● The exercise
Write out all of the data exactly as it appears.

----------------

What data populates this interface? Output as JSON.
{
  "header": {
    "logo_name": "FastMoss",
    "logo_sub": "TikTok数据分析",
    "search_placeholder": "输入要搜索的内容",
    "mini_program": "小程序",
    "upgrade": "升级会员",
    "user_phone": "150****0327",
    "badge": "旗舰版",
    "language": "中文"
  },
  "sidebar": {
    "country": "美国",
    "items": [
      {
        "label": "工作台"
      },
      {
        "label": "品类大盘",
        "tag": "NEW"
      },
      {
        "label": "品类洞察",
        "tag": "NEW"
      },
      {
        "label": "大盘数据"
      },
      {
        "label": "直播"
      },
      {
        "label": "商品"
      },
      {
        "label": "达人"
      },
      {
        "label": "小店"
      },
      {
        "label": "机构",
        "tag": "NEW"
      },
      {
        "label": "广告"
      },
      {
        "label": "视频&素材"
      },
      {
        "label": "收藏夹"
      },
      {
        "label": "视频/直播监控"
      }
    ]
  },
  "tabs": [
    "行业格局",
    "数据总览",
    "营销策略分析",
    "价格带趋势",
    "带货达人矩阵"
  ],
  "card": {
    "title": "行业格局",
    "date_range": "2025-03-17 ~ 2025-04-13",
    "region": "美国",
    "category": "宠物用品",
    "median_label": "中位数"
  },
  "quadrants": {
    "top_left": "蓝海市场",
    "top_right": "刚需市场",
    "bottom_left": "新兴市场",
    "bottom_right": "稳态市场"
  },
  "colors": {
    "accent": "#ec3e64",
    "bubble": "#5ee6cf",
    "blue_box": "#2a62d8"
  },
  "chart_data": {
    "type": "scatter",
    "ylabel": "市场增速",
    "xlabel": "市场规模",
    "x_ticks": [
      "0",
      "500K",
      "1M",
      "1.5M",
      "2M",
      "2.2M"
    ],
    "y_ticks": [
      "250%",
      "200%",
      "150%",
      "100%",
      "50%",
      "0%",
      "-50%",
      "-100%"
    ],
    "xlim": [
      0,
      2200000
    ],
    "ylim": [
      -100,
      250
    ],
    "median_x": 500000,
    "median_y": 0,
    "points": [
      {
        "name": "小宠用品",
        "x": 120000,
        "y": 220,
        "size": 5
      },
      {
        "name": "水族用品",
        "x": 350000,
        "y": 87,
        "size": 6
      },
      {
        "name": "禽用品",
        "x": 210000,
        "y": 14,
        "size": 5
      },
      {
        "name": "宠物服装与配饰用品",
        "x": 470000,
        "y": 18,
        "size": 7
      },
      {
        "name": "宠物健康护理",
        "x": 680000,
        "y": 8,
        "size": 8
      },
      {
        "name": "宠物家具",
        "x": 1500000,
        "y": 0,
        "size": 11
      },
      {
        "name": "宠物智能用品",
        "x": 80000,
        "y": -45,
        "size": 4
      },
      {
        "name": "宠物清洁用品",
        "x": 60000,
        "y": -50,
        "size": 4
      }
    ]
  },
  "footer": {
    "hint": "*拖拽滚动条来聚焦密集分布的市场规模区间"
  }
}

----------------

● Finished task
What data populates this interface? Output as JSON.
{
  "header": {
    "logo_name": "FastMoss",
    "logo_sub": "TikTok数据分析",
    "search_placeholder": "输入要搜索的内容",
    "mini_program": "小程序",
    "upgrade": "升级会员",
    "user_phone": "150****0327",
    "badge": "旗舰版",
    "language": "中文"
  },
  "sidebar": {
    "country": "美国",
    "items": [
      {
        "label": "工作台"
      },
      {
        "label": "品类大盘",
        "tag": "NEW"
      },
      {
        "label": "品类洞察",
        "tag": "NEW"
      },
      {
        "label": "大盘数据"
      },
      {
        "label": "直播"
      },
      {
        "label": "商品"
      },
      {
        "label": "达人"
      },
      {
        "label": "小店"
      },
      {
        "label": "机构",
        "tag": "NEW"
      },
      {
        "label": "广告"
      },
      {
        "label": "视频&素材"
      },
      {
        "label": "收藏夹"
      },
      {
        "label": "视频/直播监控"
      }
    ]
  },
  "tabs": [
    "行业格局",
    "数据总览",
    "营销策略分析",
    "价格带趋势",
    "带货达人矩阵"
  ],
  "card": {
    "title": "行业格局",
    "date_range": "2025-03-17 ~ 2025-04-13",
    "region": "美国",
    "category": "宠物用品",
    "median_label": "中位数"
  },
  "quadrants": {
    "top_left": "蓝海市场",
    "top_right": "刚需市场",
    "bottom_left": "新兴市场",
    "bottom_right": "稳态市场"
  },
  "colors": {
    "accent": "#ec3e64",
    "bubble": "#5ee6cf",
    "blue_box": "#2a62d8"
  },
  "chart_data": {
    "type": "scatter",
    "ylabel": "市场增速",
    "xlabel": "市场规模",
    "x_ticks": [
      "0",
      "500K",
      "1M",
      "1.5M",
      "2M",
      "2.2M"
    ],
    "y_ticks": [
      "250%",
      "200%",
      "150%",
      "100%",
      "50%",
      "0%",
      "-50%",
      "-100%"
    ],
    "xlim": [
      0,
      2200000
    ],
    "ylim": [
      -100,
      250
    ],
    "median_x": 500000,
    "median_y": 0,
    "points": [
      {
        "name": "小宠用品",
        "x": 120000,
        "y": 220,
        "size": 5
      },
      {
        "name": "水族用品",
        "x": 350000,
        "y": 87,
        "size": 6
      },
      {
        "name": "禽用品",
        "x": 210000,
        "y": 14,
        "size": 5
      },
      {
        "name": "宠物服装与配饰用品",
        "x": 470000,
        "y": 18,
        "size": 7
      },
      {
        "name": "宠物健康护理",
        "x": 680000,
        "y": 8,
        "size": 8
      },
      {
        "name": "宠物家具",
        "x": 1500000,
        "y": 0,
        "size": 11
      },
      {
        "name": "宠物智能用品",
        "x": 80000,
        "y": -45,
        "size": 4
      },
      {
        "name": "宠物清洁用品",
        "x": 60000,
        "y": -50,
        "size": 4
      }
    ]
  },
  "footer": {
    "hint": "*拖拽滚动条来聚焦密集分布的市场规模区间"
  }
}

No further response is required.